Problem description:
Exact repetition is required: output every record in full.

Data rows:
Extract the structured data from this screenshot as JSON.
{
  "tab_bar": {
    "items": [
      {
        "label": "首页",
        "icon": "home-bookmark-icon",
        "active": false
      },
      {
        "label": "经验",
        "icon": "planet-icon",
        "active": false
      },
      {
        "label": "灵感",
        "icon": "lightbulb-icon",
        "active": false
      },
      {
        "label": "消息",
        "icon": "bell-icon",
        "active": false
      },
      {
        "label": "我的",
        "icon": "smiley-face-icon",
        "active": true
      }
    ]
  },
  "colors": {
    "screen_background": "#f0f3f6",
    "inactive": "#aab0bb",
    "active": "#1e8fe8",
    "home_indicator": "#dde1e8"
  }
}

Output for this exercise:
Extract the structured data from this screenshot as JSON.
{
  "tab_bar": {
    "items": [
      {
        "label": "首页",
        "icon": "home-bookmark-icon",
        "active": false
      },
      {
        "label": "经验",
        "icon": "planet-icon",
        "active": false
      },
      {
        "label": "灵感",
        "icon": "lightbulb-icon",
        "active": false
      },
      {
        "label": "消息",
        "icon": "bell-icon",
        "active": false
      },
      {
        "label": "我的",
        "icon": "smiley-face-icon",
        "active": true
      }
    ]
  },
  "colors": {
    "screen_background": "#f0f3f6",
    "inactive": "#aab0bb",
    "active": "#1e8fe8",
    "home_indicator": "#dde1e8"
  }
}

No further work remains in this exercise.